━━━━━ INPUT ROWS ━━━━━

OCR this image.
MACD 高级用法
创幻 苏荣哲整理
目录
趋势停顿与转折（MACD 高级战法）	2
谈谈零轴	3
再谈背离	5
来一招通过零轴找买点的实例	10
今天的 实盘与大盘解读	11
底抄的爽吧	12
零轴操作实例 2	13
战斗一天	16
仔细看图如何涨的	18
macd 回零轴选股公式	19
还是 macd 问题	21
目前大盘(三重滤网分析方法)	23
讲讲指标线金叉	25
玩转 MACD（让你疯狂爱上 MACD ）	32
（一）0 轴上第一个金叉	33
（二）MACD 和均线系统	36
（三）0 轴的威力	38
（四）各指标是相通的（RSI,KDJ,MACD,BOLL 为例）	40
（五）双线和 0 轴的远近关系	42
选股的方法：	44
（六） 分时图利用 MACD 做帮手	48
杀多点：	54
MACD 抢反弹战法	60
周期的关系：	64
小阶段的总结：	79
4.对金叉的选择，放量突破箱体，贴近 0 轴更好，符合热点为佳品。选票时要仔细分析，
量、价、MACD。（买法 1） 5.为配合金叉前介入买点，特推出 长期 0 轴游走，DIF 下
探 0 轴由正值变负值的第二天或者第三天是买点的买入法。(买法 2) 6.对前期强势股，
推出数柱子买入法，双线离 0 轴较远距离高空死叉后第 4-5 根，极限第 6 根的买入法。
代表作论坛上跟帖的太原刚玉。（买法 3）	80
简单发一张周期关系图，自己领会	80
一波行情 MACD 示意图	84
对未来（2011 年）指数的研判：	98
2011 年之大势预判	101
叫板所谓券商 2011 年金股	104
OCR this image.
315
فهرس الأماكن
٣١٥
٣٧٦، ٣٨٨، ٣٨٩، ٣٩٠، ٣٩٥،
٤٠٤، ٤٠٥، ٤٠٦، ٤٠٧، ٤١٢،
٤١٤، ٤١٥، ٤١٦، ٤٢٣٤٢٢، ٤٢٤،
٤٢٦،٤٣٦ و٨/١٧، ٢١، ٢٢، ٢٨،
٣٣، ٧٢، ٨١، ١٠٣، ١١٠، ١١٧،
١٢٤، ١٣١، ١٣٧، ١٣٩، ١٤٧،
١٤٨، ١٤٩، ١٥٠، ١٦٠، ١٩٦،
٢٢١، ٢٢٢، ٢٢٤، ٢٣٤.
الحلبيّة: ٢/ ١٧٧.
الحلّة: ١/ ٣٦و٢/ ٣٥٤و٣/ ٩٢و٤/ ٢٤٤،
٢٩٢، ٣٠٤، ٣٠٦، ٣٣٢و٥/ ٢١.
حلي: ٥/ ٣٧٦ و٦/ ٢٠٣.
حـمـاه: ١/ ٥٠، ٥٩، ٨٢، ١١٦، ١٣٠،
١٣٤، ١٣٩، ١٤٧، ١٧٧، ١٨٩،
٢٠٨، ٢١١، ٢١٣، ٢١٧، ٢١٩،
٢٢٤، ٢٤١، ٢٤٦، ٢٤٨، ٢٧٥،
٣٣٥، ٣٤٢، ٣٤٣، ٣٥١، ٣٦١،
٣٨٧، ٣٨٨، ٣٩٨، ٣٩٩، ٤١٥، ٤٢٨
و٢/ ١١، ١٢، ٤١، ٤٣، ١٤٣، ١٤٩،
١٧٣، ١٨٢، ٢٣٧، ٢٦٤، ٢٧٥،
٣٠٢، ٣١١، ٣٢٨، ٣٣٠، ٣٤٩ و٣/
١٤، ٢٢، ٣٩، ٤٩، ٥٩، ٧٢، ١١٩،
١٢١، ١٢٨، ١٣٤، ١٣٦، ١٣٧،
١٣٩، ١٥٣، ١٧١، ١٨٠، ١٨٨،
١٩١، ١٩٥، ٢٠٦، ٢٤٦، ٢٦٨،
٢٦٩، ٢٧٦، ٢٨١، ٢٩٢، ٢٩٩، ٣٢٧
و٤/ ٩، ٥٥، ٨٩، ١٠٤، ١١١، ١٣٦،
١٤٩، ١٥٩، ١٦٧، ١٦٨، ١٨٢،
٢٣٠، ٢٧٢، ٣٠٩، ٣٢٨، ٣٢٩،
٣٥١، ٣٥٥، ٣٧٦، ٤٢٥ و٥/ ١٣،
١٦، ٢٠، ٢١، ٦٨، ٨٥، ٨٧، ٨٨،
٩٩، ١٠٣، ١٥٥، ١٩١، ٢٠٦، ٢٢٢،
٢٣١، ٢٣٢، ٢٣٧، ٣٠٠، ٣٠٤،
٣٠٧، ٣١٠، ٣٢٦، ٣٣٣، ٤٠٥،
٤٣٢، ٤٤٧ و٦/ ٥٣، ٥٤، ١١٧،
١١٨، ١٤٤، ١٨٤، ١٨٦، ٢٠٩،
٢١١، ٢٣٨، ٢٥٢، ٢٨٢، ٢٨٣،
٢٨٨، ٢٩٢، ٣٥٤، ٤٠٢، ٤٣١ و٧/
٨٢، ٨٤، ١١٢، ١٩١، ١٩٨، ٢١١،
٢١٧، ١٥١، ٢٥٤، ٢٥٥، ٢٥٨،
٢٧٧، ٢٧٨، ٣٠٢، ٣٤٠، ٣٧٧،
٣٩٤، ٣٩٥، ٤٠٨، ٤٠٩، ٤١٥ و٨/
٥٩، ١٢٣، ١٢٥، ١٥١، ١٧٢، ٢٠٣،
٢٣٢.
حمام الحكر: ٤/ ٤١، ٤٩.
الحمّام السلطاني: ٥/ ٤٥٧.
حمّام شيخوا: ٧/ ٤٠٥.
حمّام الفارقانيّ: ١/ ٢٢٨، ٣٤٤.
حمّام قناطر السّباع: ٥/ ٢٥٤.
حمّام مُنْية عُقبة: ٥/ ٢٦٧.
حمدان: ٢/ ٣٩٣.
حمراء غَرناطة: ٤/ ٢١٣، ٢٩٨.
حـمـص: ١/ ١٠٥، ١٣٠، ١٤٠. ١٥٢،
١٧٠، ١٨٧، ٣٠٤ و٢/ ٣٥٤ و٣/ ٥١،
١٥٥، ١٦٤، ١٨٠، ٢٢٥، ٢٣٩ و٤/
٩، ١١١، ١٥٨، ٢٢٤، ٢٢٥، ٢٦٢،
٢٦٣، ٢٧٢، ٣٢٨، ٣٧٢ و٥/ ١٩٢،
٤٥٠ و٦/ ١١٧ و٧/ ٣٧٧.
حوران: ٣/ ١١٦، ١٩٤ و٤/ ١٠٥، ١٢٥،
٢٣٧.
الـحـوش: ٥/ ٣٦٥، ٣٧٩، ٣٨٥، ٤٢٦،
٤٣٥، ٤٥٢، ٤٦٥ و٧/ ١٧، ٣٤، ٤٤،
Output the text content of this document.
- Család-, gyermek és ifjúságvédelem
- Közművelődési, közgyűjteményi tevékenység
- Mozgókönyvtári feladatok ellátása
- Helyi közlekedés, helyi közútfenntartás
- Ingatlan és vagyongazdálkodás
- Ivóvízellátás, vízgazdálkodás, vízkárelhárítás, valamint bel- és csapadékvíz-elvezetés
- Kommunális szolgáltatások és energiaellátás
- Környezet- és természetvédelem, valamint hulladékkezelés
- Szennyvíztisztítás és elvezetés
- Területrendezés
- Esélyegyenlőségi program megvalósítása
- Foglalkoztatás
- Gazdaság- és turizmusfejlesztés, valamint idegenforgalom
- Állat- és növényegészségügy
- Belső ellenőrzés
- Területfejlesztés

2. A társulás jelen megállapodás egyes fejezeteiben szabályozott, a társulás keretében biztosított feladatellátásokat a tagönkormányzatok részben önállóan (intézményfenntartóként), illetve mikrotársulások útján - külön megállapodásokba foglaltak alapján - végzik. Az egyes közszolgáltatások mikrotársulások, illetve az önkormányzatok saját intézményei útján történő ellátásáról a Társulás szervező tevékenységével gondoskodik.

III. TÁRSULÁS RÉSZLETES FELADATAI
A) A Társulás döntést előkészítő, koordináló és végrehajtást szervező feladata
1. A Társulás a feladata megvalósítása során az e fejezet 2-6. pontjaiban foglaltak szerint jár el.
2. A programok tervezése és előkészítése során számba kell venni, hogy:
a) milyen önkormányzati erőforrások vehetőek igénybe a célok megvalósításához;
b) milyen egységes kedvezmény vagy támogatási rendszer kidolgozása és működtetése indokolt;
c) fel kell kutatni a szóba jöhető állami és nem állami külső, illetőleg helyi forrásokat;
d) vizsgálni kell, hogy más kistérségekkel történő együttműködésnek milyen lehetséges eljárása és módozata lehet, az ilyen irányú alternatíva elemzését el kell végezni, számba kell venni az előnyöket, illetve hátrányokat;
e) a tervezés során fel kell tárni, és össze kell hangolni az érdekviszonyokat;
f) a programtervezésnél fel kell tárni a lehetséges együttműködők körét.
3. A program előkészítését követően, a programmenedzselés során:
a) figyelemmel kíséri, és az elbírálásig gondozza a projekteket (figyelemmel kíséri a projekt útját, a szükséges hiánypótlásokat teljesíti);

━━━━━

### THE TASK
Collect, from the material above, every line containing the word "kell".

### CORRECT ANSWER
2. A programok tervezése és előkészítése során számba kell venni, hogy:
c) fel kell kutatni a szóba jöhető állami és nem állami külső, illetőleg helyi forrásokat;
d) vizsgálni kell, hogy más kistérségekkel történő együttműködésnek milyen lehetséges eljárása és módozata lehet, az ilyen irányú alternatíva elemzését el kell végezni, számba kell venni az előnyöket, illetve hátrányokat;
e) a tervezés során fel kell tárni, és össze kell hangolni az érdekviszonyokat;
f) a programtervezésnél fel kell tárni a lehetséges együttműködők körét.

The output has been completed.